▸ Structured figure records
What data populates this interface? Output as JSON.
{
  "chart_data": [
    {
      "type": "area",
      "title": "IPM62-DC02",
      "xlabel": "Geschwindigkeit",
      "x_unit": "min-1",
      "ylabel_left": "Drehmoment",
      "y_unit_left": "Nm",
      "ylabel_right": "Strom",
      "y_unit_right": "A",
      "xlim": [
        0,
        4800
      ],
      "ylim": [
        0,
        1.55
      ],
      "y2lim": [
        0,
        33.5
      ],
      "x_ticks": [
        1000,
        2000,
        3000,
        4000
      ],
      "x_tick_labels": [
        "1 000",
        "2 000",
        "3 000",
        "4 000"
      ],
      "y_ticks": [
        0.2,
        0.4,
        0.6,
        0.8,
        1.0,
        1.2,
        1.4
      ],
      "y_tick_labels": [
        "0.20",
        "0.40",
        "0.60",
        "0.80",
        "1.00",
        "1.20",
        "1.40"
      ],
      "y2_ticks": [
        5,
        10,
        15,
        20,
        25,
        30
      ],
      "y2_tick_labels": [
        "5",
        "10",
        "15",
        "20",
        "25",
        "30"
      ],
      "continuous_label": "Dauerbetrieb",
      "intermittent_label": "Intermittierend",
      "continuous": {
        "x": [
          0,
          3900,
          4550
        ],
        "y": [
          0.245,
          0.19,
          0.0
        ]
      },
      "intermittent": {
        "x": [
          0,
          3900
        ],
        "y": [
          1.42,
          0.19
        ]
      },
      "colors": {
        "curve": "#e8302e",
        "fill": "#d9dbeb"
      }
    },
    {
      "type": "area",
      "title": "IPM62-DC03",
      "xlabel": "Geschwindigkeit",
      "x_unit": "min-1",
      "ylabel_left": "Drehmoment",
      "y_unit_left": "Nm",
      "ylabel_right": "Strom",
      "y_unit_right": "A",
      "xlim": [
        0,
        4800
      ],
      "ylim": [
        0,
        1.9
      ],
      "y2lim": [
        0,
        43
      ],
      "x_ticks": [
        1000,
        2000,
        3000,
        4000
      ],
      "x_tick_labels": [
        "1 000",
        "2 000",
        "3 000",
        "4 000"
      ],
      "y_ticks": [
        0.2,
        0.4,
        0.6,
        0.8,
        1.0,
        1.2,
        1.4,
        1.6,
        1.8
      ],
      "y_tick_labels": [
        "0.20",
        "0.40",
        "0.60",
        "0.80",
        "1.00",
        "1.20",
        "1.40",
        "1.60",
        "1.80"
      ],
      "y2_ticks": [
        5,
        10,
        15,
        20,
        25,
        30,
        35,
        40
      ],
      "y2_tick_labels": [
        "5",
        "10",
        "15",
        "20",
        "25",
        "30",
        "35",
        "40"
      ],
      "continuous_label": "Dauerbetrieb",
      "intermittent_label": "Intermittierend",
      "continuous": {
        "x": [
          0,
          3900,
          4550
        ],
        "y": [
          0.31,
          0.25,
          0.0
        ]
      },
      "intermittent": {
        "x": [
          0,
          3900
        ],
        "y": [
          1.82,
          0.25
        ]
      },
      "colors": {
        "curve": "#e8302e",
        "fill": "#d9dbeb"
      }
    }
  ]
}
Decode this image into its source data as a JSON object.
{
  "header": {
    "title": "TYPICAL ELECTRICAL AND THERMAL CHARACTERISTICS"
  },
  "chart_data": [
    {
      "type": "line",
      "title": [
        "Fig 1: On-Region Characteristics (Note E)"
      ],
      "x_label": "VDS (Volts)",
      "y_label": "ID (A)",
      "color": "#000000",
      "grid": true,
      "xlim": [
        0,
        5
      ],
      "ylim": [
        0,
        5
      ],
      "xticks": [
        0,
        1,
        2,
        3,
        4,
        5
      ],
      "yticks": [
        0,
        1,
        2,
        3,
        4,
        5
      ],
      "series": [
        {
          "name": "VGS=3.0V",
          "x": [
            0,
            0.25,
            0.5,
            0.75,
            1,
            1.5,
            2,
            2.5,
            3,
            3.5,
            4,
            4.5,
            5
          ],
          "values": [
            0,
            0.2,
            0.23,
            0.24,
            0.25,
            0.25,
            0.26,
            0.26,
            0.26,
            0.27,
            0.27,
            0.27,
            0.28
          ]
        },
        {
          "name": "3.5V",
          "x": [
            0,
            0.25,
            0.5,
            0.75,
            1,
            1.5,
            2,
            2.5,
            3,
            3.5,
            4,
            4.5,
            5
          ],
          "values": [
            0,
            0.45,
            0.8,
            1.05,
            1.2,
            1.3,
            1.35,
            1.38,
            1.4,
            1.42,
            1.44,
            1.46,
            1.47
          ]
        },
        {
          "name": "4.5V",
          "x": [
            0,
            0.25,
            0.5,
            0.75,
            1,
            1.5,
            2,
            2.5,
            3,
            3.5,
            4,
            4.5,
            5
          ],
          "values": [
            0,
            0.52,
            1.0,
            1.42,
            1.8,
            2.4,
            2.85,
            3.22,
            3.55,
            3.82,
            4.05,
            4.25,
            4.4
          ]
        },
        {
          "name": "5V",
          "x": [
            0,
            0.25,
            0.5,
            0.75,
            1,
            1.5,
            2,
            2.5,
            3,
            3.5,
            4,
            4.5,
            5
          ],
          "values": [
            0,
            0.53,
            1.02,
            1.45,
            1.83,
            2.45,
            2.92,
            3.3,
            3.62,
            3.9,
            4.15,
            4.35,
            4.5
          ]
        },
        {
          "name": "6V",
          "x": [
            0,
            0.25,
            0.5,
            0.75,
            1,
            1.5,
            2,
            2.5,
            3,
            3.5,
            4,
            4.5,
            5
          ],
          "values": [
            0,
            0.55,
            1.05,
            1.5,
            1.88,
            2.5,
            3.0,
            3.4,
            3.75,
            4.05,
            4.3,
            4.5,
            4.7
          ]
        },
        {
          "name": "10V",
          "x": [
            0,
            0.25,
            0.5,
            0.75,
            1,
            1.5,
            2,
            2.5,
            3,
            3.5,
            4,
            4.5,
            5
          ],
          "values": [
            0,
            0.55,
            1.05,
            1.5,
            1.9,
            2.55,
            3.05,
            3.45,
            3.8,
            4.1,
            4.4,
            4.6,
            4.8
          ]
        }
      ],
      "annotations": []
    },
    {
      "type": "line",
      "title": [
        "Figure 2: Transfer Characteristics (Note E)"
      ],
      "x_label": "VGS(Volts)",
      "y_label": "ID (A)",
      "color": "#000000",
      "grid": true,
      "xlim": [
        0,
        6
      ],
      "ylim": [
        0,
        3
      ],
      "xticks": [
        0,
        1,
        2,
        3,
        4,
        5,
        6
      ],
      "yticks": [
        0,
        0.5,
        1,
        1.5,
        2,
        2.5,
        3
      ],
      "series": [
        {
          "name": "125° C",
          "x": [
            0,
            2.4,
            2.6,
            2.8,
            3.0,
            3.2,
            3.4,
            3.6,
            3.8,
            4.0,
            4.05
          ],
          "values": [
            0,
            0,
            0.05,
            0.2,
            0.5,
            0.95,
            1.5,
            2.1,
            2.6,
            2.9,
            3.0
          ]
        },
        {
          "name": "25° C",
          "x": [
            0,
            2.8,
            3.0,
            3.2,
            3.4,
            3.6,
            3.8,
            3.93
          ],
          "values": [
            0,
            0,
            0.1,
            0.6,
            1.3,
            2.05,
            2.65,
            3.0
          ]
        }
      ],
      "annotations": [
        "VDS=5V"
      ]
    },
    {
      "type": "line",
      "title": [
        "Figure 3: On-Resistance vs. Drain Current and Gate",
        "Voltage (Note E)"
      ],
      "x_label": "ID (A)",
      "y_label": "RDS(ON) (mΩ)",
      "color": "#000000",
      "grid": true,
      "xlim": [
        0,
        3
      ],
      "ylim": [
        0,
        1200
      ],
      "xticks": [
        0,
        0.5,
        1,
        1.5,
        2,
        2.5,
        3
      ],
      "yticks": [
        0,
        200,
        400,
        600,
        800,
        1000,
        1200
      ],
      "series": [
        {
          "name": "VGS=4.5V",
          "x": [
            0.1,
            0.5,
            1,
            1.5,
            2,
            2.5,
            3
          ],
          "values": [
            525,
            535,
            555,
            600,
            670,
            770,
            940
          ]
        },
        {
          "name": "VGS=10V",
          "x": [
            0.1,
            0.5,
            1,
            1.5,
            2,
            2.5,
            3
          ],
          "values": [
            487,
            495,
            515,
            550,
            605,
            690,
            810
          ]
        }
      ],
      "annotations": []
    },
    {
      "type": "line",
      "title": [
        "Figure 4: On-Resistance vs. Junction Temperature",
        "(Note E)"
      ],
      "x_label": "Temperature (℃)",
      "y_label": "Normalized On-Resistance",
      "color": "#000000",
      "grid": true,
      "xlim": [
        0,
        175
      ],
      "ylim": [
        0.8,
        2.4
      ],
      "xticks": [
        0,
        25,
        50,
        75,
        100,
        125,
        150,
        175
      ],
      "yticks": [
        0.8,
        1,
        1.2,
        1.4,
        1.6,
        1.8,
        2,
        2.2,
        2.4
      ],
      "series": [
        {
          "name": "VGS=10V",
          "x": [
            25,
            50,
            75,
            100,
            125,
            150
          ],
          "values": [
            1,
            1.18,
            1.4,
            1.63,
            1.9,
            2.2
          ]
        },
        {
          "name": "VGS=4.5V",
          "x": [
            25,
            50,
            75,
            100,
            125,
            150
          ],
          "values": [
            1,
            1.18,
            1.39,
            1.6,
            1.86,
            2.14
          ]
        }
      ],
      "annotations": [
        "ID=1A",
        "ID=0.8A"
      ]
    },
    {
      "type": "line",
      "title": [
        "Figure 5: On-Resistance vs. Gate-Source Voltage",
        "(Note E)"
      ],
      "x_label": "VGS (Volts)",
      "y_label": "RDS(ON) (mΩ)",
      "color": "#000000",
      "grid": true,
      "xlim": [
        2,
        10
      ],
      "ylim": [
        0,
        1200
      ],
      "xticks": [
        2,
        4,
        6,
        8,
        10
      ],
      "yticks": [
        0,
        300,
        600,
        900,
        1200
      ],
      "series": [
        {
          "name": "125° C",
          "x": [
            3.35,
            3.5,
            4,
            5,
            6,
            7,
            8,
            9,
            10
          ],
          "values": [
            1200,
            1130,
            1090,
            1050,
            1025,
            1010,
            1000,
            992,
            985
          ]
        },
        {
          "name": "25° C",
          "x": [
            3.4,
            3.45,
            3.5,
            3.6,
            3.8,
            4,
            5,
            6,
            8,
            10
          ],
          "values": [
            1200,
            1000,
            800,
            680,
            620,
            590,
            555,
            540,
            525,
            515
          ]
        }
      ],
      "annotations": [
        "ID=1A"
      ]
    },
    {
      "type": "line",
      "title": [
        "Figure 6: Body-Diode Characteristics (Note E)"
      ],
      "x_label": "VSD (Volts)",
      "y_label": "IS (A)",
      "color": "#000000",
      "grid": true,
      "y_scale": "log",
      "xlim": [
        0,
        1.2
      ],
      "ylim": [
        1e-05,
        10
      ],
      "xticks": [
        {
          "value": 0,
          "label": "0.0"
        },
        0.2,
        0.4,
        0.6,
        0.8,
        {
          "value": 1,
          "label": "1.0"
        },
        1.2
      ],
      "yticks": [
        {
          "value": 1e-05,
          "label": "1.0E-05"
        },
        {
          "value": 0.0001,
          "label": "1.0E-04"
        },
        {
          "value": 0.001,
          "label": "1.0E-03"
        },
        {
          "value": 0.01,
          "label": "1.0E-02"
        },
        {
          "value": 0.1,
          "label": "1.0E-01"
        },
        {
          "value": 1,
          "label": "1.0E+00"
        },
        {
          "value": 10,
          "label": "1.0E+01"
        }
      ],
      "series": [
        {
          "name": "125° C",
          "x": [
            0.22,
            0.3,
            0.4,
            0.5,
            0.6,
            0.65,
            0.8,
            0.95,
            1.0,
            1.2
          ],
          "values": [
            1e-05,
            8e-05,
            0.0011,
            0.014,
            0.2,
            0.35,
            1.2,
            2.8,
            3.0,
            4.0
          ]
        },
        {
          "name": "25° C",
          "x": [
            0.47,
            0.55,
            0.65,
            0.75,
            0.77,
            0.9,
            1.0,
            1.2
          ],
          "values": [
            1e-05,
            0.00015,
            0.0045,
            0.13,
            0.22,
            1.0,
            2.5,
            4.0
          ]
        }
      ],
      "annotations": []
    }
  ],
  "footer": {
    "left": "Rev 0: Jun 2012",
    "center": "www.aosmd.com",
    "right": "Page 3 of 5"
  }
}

▸ Problem to work on
Copy all lines from the material that hold "Gate".

▸ Full response
        "Figure 3: On-Resistance vs. Drain Current and Gate",
        "Figure 5: On-Resistance vs. Gate-Source Voltage",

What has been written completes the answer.